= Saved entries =
════════════════════
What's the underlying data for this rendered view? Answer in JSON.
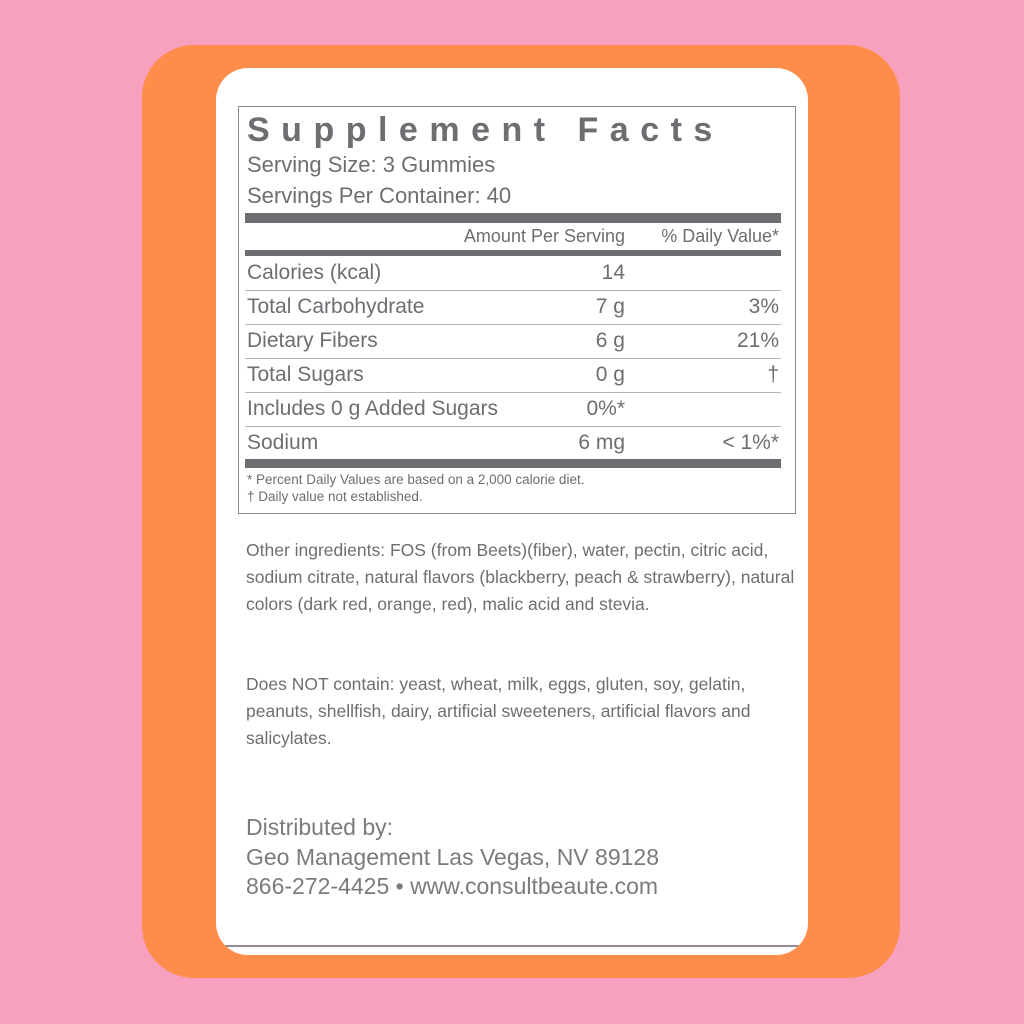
{
  "colors": {
    "background": "#f7a1bf",
    "card": "#fe8c4a",
    "panel": "#ffffff",
    "text": "#6d6e72"
  },
  "facts": {
    "title": "Supplement Facts",
    "serving_size": "Serving Size: 3 Gummies",
    "servings_per_container": "Servings Per Container: 40",
    "header_amount": "Amount Per Serving",
    "header_dv": "% Daily Value*",
    "rows": [
      {
        "label": "Calories (kcal)",
        "amount": "14",
        "dv": ""
      },
      {
        "label": "Total Carbohydrate",
        "amount": "7 g",
        "dv": "3%"
      },
      {
        "label": "Dietary Fibers",
        "amount": "6 g",
        "dv": "21%"
      },
      {
        "label": "Total Sugars",
        "amount": "0 g",
        "dv": "†"
      },
      {
        "label": "Includes 0 g Added Sugars",
        "amount": "0%*",
        "dv": ""
      },
      {
        "label": "Sodium",
        "amount": "6 mg",
        "dv": "< 1%*"
      }
    ],
    "footnote1": "* Percent Daily Values are based on a 2,000 calorie diet.",
    "footnote2": "† Daily value not established."
  },
  "other_ingredients": "Other ingredients: FOS (from Beets)(fiber), water, pectin, citric acid, sodium citrate, natural flavors (blackberry, peach & strawberry), natural colors (dark red, orange, red), malic acid and stevia.",
  "does_not_contain": "Does NOT contain: yeast, wheat, milk, eggs, gluten, soy, gelatin, peanuts, shellfish, dairy, artificial sweeteners, artificial flavors and salicylates.",
  "distributor": {
    "label": "Distributed by:",
    "address": "Geo Management Las Vegas, NV  89128",
    "contact": "866-272-4425 • www.consultbeaute.com"
  }
}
════════════════════
= EXERCISE TASK =
Take the listing above and print it exactly, apart from the pictures.

= TASK RESULT =
What's the underlying data for this rendered view? Answer in JSON.
{
  "colors": {
    "background": "#f7a1bf",
    "card": "#fe8c4a",
    "panel": "#ffffff",
    "text": "#6d6e72"
  },
  "facts": {
    "title": "Supplement Facts",
    "serving_size": "Serving Size: 3 Gummies",
    "servings_per_container": "Servings Per Container: 40",
    "header_amount": "Amount Per Serving",
    "header_dv": "% Daily Value*",
    "rows": [
      {
        "label": "Calories (kcal)",
        "amount": "14",
        "dv": ""
      },
      {
        "label": "Total Carbohydrate",
        "amount": "7 g",
        "dv": "3%"
      },
      {
        "label": "Dietary Fibers",
        "amount": "6 g",
        "dv": "21%"
      },
      {
        "label": "Total Sugars",
        "amount": "0 g",
        "dv": "†"
      },
      {
        "label": "Includes 0 g Added Sugars",
        "amount": "0%*",
        "dv": ""
      },
      {
        "label": "Sodium",
        "amount": "6 mg",
        "dv": "< 1%*"
      }
    ],
    "footnote1": "* Percent Daily Values are based on a 2,000 calorie diet.",
    "footnote2": "† Daily value not established."
  },
  "other_ingredients": "Other ingredients: FOS (from Beets)(fiber), water, pectin, citric acid, sodium citrate, natural flavors (blackberry, peach & strawberry), natural colors (dark red, orange, red), malic acid and stevia.",
  "does_not_contain": "Does NOT contain: yeast, wheat, milk, eggs, gluten, soy, gelatin, peanuts, shellfish, dairy, artificial sweeteners, artificial flavors and salicylates.",
  "distributor": {
    "label": "Distributed by:",
    "address": "Geo Management Las Vegas, NV  89128",
    "contact": "866-272-4425 • www.consultbeaute.com"
  }
}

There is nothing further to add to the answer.